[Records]

/---

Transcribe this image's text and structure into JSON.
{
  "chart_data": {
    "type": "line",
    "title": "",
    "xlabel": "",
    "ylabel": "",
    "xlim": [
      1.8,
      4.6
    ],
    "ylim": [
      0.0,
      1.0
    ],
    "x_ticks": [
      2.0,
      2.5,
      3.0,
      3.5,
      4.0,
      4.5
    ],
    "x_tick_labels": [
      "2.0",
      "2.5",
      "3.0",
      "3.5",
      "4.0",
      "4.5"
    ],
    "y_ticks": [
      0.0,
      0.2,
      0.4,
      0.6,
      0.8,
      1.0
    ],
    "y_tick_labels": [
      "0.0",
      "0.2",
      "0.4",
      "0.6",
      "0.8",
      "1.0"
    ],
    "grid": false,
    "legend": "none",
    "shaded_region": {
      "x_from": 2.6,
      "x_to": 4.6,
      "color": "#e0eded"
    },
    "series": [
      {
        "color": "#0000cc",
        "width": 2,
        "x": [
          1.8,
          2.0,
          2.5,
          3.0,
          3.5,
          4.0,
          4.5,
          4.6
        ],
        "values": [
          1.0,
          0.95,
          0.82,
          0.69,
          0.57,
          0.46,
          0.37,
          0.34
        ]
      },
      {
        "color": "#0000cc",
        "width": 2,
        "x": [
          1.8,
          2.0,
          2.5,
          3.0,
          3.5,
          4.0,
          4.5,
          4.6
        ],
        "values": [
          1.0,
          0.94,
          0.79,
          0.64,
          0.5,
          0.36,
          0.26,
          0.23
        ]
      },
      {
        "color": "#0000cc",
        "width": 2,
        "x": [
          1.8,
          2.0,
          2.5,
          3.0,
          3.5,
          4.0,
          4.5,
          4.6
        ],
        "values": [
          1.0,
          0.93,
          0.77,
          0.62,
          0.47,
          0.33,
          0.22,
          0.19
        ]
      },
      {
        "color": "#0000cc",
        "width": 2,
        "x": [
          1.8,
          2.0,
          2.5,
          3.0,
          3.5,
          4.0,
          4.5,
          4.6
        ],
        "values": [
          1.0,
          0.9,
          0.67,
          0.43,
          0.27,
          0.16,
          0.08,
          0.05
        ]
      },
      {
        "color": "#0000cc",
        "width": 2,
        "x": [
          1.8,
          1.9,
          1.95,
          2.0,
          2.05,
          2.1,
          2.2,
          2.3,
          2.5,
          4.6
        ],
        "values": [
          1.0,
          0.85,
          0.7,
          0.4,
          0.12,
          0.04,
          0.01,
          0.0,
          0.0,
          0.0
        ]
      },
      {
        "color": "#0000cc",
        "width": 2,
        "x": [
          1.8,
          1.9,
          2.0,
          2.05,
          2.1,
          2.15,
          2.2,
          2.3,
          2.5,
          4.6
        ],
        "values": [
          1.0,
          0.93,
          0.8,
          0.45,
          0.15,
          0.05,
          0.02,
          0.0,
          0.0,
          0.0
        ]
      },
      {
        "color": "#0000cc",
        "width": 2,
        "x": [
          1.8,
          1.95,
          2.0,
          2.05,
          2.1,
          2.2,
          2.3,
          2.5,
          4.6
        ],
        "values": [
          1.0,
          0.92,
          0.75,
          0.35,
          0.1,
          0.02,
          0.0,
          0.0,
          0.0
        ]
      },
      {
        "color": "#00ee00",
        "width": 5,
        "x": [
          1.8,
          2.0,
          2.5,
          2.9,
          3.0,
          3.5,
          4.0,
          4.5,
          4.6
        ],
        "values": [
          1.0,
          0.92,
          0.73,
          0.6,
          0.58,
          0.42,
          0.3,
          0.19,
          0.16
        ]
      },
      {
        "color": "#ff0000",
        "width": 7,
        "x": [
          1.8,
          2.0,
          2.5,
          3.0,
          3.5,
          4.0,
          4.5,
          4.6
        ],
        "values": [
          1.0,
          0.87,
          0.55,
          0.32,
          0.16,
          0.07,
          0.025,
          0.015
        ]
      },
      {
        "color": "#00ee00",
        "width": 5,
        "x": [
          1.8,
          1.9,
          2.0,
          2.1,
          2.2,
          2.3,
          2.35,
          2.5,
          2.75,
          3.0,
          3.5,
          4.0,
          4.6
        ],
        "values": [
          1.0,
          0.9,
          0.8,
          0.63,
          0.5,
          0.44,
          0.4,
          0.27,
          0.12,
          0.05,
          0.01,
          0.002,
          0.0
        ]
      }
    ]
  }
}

\---

◆ **WHAT TO DO**: Return what is listed above, exactly and completely.

◆ **RESPONSE TO THIS EXERCISE**:
Transcribe this image's text and structure into JSON.
{
  "chart_data": {
    "type": "line",
    "title": "",
    "xlabel": "",
    "ylabel": "",
    "xlim": [
      1.8,
      4.6
    ],
    "ylim": [
      0.0,
      1.0
    ],
    "x_ticks": [
      2.0,
      2.5,
      3.0,
      3.5,
      4.0,
      4.5
    ],
    "x_tick_labels": [
      "2.0",
      "2.5",
      "3.0",
      "3.5",
      "4.0",
      "4.5"
    ],
    "y_ticks": [
      0.0,
      0.2,
      0.4,
      0.6,
      0.8,
      1.0
    ],
    "y_tick_labels": [
      "0.0",
      "0.2",
      "0.4",
      "0.6",
      "0.8",
      "1.0"
    ],
    "grid": false,
    "legend": "none",
    "shaded_region": {
      "x_from": 2.6,
      "x_to": 4.6,
      "color": "#e0eded"
    },
    "series": [
      {
        "color": "#0000cc",
        "width": 2,
        "x": [
          1.8,
          2.0,
          2.5,
          3.0,
          3.5,
          4.0,
          4.5,
          4.6
        ],
        "values": [
          1.0,
          0.95,
          0.82,
          0.69,
          0.57,
          0.46,
          0.37,
          0.34
        ]
      },
      {
        "color": "#0000cc",
        "width": 2,
        "x": [
          1.8,
          2.0,
          2.5,
          3.0,
          3.5,
          4.0,
          4.5,
          4.6
        ],
        "values": [
          1.0,
          0.94,
          0.79,
          0.64,
          0.5,
          0.36,
          0.26,
          0.23
        ]
      },
      {
        "color": "#0000cc",
        "width": 2,
        "x": [
          1.8,
          2.0,
          2.5,
          3.0,
          3.5,
          4.0,
          4.5,
          4.6
        ],
        "values": [
          1.0,
          0.93,
          0.77,
          0.62,
          0.47,
          0.33,
          0.22,
          0.19
        ]
      },
      {
        "color": "#0000cc",
        "width": 2,
        "x": [
          1.8,
          2.0,
          2.5,
          3.0,
          3.5,
          4.0,
          4.5,
          4.6
        ],
        "values": [
          1.0,
          0.9,
          0.67,
          0.43,
          0.27,
          0.16,
          0.08,
          0.05
        ]
      },
      {
        "color": "#0000cc",
        "width": 2,
        "x": [
          1.8,
          1.9,
          1.95,
          2.0,
          2.05,
          2.1,
          2.2,
          2.3,
          2.5,
          4.6
        ],
        "values": [
          1.0,
          0.85,
          0.7,
          0.4,
          0.12,
          0.04,
          0.01,
          0.0,
          0.0,
          0.0
        ]
      },
      {
        "color": "#0000cc",
        "width": 2,
        "x": [
          1.8,
          1.9,
          2.0,
          2.05,
          2.1,
          2.15,
          2.2,
          2.3,
          2.5,
          4.6
        ],
        "values": [
          1.0,
          0.93,
          0.8,
          0.45,
          0.15,
          0.05,
          0.02,
          0.0,
          0.0,
          0.0
        ]
      },
      {
        "color": "#0000cc",
        "width": 2,
        "x": [
          1.8,
          1.95,
          2.0,
          2.05,
          2.1,
          2.2,
          2.3,
          2.5,
          4.6
        ],
        "values": [
          1.0,
          0.92,
          0.75,
          0.35,
          0.1,
          0.02,
          0.0,
          0.0,
          0.0
        ]
      },
      {
        "color": "#00ee00",
        "width": 5,
        "x": [
          1.8,
          2.0,
          2.5,
          2.9,
          3.0,
          3.5,
          4.0,
          4.5,
          4.6
        ],
        "values": [
          1.0,
          0.92,
          0.73,
          0.6,
          0.58,
          0.42,
          0.3,
          0.19,
          0.16
        ]
      },
      {
        "color": "#ff0000",
        "width": 7,
        "x": [
          1.8,
          2.0,
          2.5,
          3.0,
          3.5,
          4.0,
          4.5,
          4.6
        ],
        "values": [
          1.0,
          0.87,
          0.55,
          0.32,
          0.16,
          0.07,
          0.025,
          0.015
        ]
      },
      {
        "color": "#00ee00",
        "width": 5,
        "x": [
          1.8,
          1.9,
          2.0,
          2.1,
          2.2,
          2.3,
          2.35,
          2.5,
          2.75,
          3.0,
          3.5,
          4.0,
          4.6
        ],
        "values": [
          1.0,
          0.9,
          0.8,
          0.63,
          0.5,
          0.44,
          0.4,
          0.27,
          0.12,
          0.05,
          0.01,
          0.002,
          0.0
        ]
      }
    ]
  }
}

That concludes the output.